(YOUR TASK): Find every line in the records below that holds the word "subtitle", and copy each one.
'''
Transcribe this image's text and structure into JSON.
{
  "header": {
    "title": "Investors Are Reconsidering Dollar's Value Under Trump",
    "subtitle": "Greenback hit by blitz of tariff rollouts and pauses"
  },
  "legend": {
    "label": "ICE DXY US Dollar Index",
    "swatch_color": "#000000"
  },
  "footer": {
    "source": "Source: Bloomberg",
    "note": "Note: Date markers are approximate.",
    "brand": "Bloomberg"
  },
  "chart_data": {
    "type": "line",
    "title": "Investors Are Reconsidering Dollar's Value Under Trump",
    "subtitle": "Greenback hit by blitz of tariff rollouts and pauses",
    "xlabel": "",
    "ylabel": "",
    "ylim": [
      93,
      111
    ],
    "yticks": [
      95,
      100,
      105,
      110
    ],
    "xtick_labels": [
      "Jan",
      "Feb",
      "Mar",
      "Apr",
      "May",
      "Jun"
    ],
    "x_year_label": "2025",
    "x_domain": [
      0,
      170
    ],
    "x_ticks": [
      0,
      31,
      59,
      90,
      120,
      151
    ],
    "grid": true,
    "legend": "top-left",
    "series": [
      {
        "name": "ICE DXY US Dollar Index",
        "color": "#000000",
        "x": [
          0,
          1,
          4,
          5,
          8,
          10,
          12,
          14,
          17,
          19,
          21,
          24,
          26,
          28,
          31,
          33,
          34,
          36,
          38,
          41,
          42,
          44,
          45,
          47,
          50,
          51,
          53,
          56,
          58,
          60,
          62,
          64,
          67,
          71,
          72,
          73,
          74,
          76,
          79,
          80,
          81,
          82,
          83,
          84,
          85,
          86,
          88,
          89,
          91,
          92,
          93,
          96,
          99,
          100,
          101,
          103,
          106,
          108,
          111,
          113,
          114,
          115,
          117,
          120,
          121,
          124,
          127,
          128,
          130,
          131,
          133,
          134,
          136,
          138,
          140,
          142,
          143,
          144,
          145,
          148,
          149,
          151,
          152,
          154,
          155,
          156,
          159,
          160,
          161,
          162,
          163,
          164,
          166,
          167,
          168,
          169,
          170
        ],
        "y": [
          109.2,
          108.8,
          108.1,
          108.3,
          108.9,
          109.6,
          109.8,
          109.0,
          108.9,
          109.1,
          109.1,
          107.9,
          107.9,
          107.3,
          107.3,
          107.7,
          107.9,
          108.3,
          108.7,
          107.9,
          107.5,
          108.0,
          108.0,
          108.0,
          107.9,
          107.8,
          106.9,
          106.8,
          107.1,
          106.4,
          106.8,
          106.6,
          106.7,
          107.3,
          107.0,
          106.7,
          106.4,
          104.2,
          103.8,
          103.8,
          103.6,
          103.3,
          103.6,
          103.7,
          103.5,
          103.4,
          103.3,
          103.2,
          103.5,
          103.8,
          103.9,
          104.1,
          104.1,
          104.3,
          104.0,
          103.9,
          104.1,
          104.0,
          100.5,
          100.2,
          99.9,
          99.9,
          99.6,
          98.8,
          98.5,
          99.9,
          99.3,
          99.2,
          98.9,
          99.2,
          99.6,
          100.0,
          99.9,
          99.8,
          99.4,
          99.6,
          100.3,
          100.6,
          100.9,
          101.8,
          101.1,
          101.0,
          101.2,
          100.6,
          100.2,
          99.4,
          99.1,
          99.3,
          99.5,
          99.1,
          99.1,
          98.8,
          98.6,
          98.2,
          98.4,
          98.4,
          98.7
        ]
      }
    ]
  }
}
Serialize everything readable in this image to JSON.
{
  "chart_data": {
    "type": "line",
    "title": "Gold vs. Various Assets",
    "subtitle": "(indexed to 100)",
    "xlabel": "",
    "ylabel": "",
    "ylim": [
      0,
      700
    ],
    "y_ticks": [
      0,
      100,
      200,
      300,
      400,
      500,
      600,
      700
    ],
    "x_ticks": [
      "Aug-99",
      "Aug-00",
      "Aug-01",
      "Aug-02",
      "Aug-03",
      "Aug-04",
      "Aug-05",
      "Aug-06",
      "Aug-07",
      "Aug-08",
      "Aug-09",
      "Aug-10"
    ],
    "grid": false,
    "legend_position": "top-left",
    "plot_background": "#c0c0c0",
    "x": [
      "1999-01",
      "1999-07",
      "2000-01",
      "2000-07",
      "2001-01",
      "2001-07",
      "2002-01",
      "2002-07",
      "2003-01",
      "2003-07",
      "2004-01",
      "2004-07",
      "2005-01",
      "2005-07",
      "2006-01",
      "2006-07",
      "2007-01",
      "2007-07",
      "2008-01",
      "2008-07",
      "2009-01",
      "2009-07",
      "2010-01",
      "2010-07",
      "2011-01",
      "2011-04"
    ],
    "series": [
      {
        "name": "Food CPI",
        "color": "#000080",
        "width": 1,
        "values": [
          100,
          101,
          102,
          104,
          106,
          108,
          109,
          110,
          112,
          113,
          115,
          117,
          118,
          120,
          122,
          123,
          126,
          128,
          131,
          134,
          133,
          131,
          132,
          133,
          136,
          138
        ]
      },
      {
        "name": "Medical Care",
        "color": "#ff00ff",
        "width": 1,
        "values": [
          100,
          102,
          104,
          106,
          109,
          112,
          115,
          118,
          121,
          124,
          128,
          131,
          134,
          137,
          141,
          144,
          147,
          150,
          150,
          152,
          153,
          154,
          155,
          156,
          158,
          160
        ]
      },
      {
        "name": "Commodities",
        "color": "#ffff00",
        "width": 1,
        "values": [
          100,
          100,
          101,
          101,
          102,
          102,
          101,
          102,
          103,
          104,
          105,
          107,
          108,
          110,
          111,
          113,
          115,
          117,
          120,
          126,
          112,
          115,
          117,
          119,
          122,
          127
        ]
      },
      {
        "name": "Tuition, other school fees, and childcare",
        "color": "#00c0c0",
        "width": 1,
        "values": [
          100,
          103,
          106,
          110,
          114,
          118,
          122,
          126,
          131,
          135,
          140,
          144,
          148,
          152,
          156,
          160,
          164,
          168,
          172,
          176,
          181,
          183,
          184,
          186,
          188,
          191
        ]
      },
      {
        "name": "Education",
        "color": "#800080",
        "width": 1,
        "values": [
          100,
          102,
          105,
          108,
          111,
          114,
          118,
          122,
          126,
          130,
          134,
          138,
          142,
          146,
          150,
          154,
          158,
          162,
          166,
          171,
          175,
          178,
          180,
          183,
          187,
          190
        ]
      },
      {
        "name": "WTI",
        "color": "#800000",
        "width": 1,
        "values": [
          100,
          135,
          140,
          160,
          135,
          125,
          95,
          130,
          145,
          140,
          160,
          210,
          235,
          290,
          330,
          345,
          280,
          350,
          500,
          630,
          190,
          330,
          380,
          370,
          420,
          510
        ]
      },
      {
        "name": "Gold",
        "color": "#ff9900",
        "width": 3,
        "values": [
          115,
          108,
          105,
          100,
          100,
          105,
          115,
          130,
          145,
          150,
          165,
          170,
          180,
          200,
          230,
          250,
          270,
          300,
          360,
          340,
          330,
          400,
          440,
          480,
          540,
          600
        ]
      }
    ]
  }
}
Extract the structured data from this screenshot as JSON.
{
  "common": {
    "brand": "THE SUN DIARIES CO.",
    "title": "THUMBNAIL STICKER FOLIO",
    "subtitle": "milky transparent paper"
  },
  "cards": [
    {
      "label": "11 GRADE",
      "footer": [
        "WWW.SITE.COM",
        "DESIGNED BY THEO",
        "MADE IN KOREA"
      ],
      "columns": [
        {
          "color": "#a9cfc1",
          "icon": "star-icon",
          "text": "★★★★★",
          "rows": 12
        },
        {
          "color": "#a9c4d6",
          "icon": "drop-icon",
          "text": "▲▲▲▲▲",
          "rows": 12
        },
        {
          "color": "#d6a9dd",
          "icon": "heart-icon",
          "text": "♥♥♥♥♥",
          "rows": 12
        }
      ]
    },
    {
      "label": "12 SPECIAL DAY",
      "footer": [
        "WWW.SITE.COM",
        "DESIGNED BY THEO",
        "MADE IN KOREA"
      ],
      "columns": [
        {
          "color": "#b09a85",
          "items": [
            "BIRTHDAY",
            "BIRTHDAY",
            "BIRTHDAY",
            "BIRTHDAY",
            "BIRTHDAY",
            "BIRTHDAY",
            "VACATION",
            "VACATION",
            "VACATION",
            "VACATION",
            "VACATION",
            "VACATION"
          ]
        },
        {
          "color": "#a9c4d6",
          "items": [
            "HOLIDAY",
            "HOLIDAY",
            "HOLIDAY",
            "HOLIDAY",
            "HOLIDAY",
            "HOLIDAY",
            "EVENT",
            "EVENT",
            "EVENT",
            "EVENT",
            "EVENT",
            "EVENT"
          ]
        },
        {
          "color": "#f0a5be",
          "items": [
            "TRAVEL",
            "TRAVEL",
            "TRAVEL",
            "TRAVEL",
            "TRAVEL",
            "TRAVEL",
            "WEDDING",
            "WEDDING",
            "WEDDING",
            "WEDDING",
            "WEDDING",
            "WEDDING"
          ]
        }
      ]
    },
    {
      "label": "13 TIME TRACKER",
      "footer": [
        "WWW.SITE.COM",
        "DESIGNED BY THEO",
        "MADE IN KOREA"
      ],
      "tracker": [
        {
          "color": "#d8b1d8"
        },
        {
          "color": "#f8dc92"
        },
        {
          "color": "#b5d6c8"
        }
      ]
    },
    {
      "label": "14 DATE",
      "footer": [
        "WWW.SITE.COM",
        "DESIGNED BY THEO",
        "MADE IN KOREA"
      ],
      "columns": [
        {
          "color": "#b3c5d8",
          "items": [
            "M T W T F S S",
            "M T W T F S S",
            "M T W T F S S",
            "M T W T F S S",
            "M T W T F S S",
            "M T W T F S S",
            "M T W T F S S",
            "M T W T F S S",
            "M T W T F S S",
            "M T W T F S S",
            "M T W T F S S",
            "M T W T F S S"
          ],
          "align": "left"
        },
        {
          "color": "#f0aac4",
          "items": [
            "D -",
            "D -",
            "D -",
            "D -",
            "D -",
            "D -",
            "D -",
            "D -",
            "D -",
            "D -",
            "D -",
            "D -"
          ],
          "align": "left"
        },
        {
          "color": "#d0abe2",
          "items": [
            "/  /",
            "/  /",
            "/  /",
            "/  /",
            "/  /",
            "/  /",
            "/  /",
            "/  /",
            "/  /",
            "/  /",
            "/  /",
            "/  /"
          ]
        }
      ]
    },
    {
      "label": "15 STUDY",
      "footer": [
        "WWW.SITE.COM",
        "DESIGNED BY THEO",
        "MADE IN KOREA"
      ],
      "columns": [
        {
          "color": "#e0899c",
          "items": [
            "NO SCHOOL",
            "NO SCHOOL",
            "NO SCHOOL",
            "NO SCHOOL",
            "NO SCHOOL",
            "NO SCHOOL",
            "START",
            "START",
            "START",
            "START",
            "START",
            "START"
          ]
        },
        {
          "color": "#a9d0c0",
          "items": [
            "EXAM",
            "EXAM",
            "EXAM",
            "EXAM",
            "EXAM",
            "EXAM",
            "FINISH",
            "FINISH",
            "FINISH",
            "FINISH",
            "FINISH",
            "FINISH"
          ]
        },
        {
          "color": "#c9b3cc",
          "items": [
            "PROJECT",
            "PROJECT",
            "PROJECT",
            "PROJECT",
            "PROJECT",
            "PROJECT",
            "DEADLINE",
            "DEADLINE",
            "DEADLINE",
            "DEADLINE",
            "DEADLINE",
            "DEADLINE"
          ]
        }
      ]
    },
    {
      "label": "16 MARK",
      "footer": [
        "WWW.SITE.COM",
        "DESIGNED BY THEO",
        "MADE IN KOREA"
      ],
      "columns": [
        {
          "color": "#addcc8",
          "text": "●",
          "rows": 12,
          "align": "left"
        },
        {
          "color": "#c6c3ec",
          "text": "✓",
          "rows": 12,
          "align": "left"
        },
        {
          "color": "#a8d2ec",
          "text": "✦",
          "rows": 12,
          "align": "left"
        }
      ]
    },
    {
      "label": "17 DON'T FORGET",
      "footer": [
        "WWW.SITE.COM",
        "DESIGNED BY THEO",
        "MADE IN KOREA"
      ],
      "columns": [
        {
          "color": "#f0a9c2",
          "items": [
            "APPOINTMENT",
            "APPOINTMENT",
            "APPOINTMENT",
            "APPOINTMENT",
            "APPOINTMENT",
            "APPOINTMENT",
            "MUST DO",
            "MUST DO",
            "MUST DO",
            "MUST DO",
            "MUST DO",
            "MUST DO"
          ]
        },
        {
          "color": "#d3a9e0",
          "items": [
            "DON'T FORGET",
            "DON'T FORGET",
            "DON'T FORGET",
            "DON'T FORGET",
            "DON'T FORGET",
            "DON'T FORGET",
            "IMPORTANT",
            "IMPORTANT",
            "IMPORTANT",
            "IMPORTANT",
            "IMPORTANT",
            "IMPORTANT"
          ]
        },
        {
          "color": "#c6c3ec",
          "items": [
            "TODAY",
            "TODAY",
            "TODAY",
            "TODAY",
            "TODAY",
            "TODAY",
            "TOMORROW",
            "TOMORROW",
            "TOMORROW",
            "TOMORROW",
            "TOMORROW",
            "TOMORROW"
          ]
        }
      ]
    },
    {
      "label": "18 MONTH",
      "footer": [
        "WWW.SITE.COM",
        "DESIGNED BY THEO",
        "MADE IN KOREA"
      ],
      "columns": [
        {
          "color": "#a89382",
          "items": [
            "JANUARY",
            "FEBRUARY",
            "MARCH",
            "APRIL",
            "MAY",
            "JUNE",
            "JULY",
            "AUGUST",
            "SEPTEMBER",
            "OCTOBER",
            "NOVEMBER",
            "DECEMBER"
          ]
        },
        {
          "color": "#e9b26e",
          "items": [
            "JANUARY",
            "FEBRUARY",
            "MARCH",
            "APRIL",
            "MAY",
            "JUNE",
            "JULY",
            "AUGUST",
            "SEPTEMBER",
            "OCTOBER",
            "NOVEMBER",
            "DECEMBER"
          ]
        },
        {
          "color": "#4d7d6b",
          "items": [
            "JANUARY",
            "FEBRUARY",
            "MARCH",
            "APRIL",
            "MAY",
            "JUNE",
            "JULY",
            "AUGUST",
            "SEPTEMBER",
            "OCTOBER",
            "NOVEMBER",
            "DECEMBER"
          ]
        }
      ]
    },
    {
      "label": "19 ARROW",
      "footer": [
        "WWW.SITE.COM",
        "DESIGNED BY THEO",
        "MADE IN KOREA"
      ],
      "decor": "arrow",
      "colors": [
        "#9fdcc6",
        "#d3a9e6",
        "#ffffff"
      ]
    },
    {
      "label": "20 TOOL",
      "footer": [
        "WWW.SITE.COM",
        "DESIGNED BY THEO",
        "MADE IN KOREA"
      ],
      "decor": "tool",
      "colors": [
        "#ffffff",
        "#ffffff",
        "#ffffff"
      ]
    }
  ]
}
'''
(EXERCISE RESULT):
    "subtitle": "Greenback hit by blitz of tariff rollouts and pauses"
    "subtitle": "Greenback hit by blitz of tariff rollouts and pauses",
    "subtitle": "(indexed to 100)",
    "subtitle": "milky transparent paper"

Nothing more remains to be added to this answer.